### Directions
Tally up the lines where the string "East" appears; reply with the number only.

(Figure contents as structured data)
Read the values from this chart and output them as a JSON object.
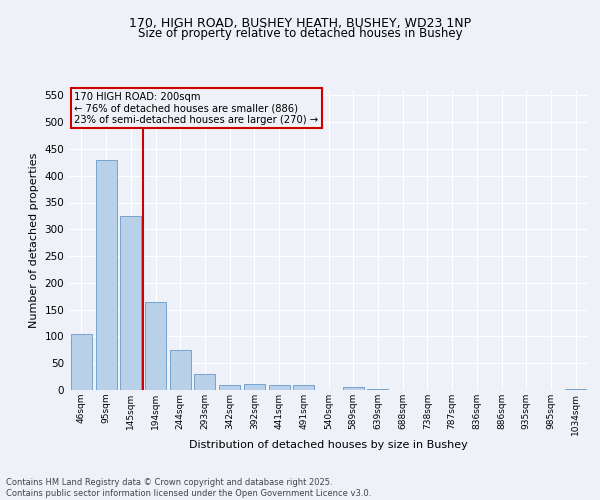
{
  "title_line1": "170, HIGH ROAD, BUSHEY HEATH, BUSHEY, WD23 1NP",
  "title_line2": "Size of property relative to detached houses in Bushey",
  "xlabel": "Distribution of detached houses by size in Bushey",
  "ylabel": "Number of detached properties",
  "bar_values": [
    105,
    430,
    325,
    165,
    75,
    30,
    10,
    12,
    10,
    10,
    0,
    5,
    1,
    0,
    0,
    0,
    0,
    0,
    0,
    0,
    1
  ],
  "categories": [
    "46sqm",
    "95sqm",
    "145sqm",
    "194sqm",
    "244sqm",
    "293sqm",
    "342sqm",
    "392sqm",
    "441sqm",
    "491sqm",
    "540sqm",
    "589sqm",
    "639sqm",
    "688sqm",
    "738sqm",
    "787sqm",
    "836sqm",
    "886sqm",
    "935sqm",
    "985sqm",
    "1034sqm"
  ],
  "bar_color": "#b8d0e8",
  "bar_edge_color": "#6699cc",
  "vline_x": 3.0,
  "vline_color": "#cc0000",
  "annotation_title": "170 HIGH ROAD: 200sqm",
  "annotation_line1": "← 76% of detached houses are smaller (886)",
  "annotation_line2": "23% of semi-detached houses are larger (270) →",
  "annotation_box_color": "#cc0000",
  "ylim": [
    0,
    560
  ],
  "yticks": [
    0,
    50,
    100,
    150,
    200,
    250,
    300,
    350,
    400,
    450,
    500,
    550
  ],
  "background_color": "#eef2f8",
  "grid_color": "#ffffff",
  "footer_line1": "Contains HM Land Registry data © Crown copyright and database right 2025.",
  "footer_line2": "Contains public sector information licensed under the Open Government Licence v3.0."
}
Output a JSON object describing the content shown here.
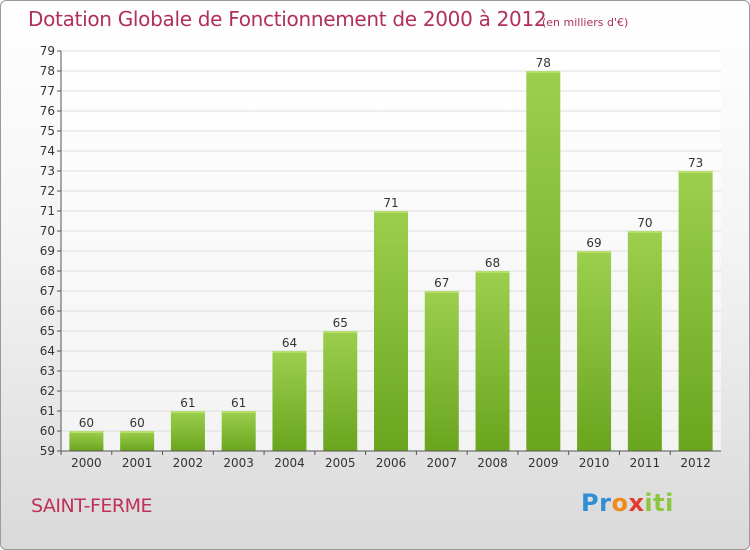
{
  "header": {
    "title": "Dotation Globale de Fonctionnement de 2000 à 2012",
    "subtitle": "(en milliers d'€)"
  },
  "footer": {
    "place": "SAINT-FERME",
    "logo": {
      "p1": "Pr",
      "p2": "o",
      "p3": "x",
      "p4": "iti"
    }
  },
  "chart_data": {
    "type": "bar",
    "title": "Dotation Globale de Fonctionnement de 2000 à 2012",
    "subtitle": "(en milliers d'€)",
    "xlabel": "",
    "ylabel": "",
    "categories": [
      "2000",
      "2001",
      "2002",
      "2003",
      "2004",
      "2005",
      "2006",
      "2007",
      "2008",
      "2009",
      "2010",
      "2011",
      "2012"
    ],
    "values": [
      60,
      60,
      61,
      61,
      64,
      65,
      71,
      67,
      68,
      78,
      69,
      70,
      73
    ],
    "ylim": [
      59,
      79
    ],
    "yticks": [
      59,
      60,
      61,
      62,
      63,
      64,
      65,
      66,
      67,
      68,
      69,
      70,
      71,
      72,
      73,
      74,
      75,
      76,
      77,
      78,
      79
    ],
    "grid": true,
    "data_labels": true,
    "legend": "none",
    "colors": {
      "bar_top": "#9ccf4e",
      "bar_bottom": "#6aa51e",
      "title": "#b0305a",
      "grid": "#dedede"
    }
  }
}
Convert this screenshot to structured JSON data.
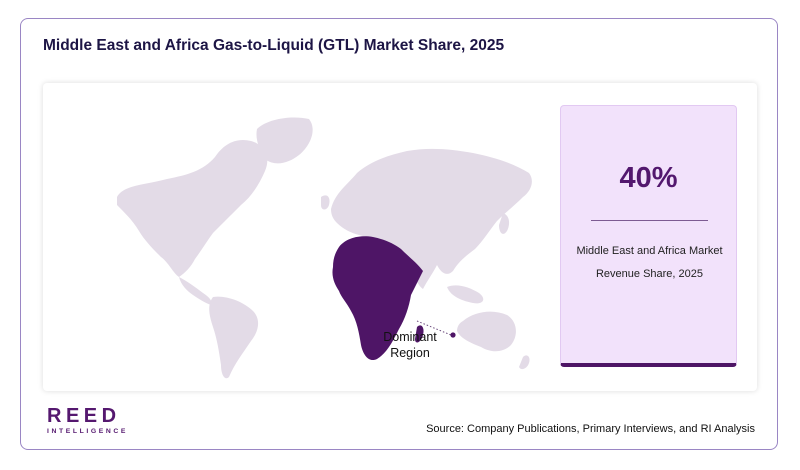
{
  "header": {
    "title": "Middle East and Africa Gas-to-Liquid (GTL) Market Share, 2025"
  },
  "chart_data": {
    "type": "map",
    "highlighted_region": "Middle East and Africa",
    "value": 40,
    "value_label": "40%",
    "metric_label": "Middle East and Africa Market Revenue Share, 2025",
    "annotation": "Dominant Region"
  },
  "stat_card": {
    "value": "40%",
    "label_line1": "Middle East and Africa Market",
    "label_line2": "Revenue Share, 2025"
  },
  "map": {
    "callout_line1": "Dominant",
    "callout_line2": "Region",
    "base_color": "#e3dbe7",
    "highlight_color": "#4e1566"
  },
  "logo": {
    "main": "REED",
    "sub": "INTELLIGENCE"
  },
  "footer": {
    "source": "Source: Company Publications, Primary Interviews, and RI Analysis"
  },
  "colors": {
    "accent": "#53186e",
    "card_background": "#f2e2fb",
    "title": "#1d1545",
    "border": "#9a86c4"
  }
}
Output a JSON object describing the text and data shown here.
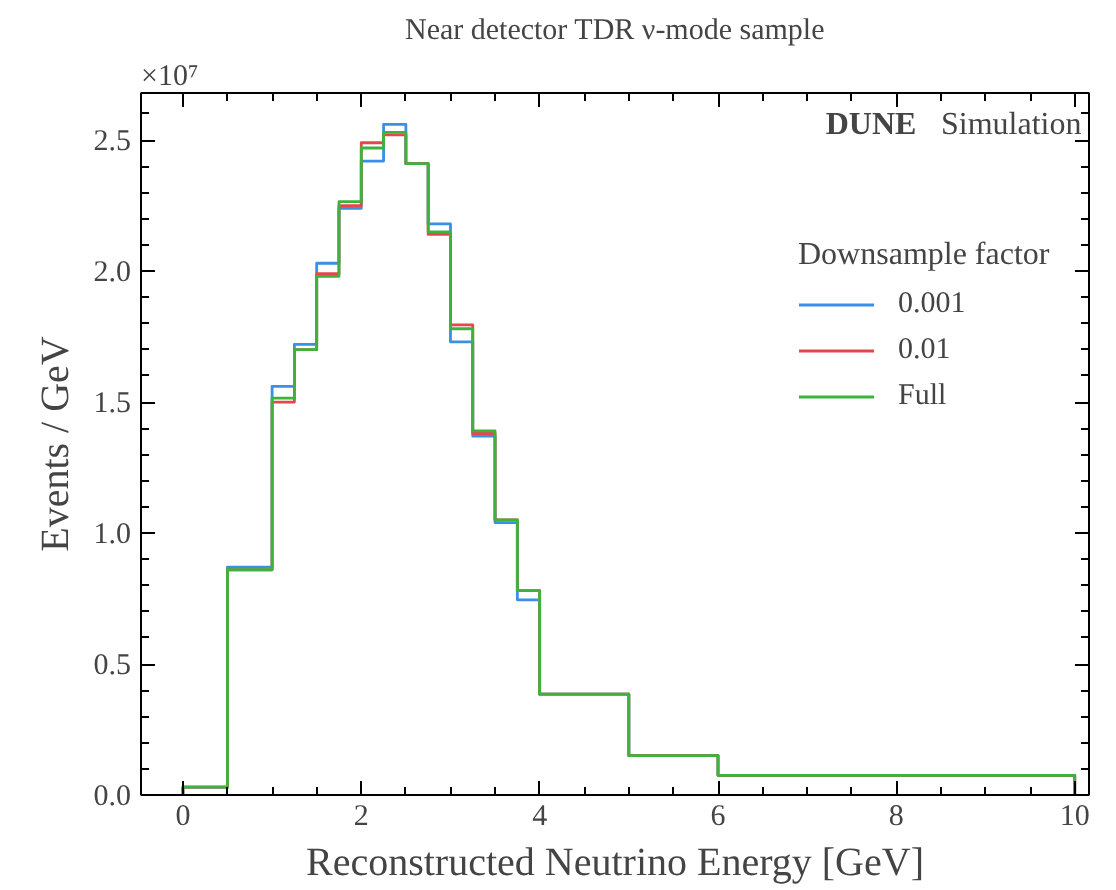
{
  "chart_data": {
    "type": "histogram",
    "title": "Near detector TDR ν-mode sample",
    "xlabel": "Reconstructed Neutrino Energy [GeV]",
    "ylabel": "Events / GeV",
    "legend_title": "Downsample factor",
    "annotations": [
      "×10⁷",
      "DUNE Simulation"
    ],
    "bins": [
      0,
      0.5,
      1,
      1.25,
      1.5,
      1.75,
      2,
      2.25,
      2.5,
      2.75,
      3,
      3.25,
      3.5,
      3.75,
      4,
      5,
      6,
      10
    ],
    "series": [
      {
        "name": "0.001",
        "color": "#3a8fe6",
        "values": [
          0.03,
          0.87,
          1.56,
          1.72,
          2.03,
          2.24,
          2.42,
          2.56,
          2.41,
          2.18,
          1.73,
          1.37,
          1.04,
          0.745,
          0.385,
          0.15,
          0.075
        ]
      },
      {
        "name": "0.01",
        "color": "#e5474f",
        "values": [
          0.03,
          0.86,
          1.5,
          1.7,
          1.99,
          2.25,
          2.49,
          2.52,
          2.41,
          2.14,
          1.795,
          1.38,
          1.05,
          0.78,
          0.385,
          0.15,
          0.075
        ]
      },
      {
        "name": "Full",
        "color": "#3cb43c",
        "values": [
          0.03,
          0.86,
          1.515,
          1.7,
          1.98,
          2.265,
          2.47,
          2.53,
          2.41,
          2.15,
          1.78,
          1.39,
          1.05,
          0.78,
          0.385,
          0.15,
          0.075
        ]
      }
    ],
    "xlim": [
      -0.47,
      10.16
    ],
    "ylim": [
      0,
      2.68
    ],
    "xticks": [
      0,
      2,
      4,
      6,
      8,
      10
    ],
    "yticks": [
      {
        "value": 0,
        "label": "0.0"
      },
      {
        "value": 0.5,
        "label": "0.5"
      },
      {
        "value": 1,
        "label": "1.0"
      },
      {
        "value": 1.5,
        "label": "1.5"
      },
      {
        "value": 2,
        "label": "2.0"
      },
      {
        "value": 2.5,
        "label": "2.5"
      }
    ],
    "legend": "top right",
    "grid": false
  }
}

### Finished answer
4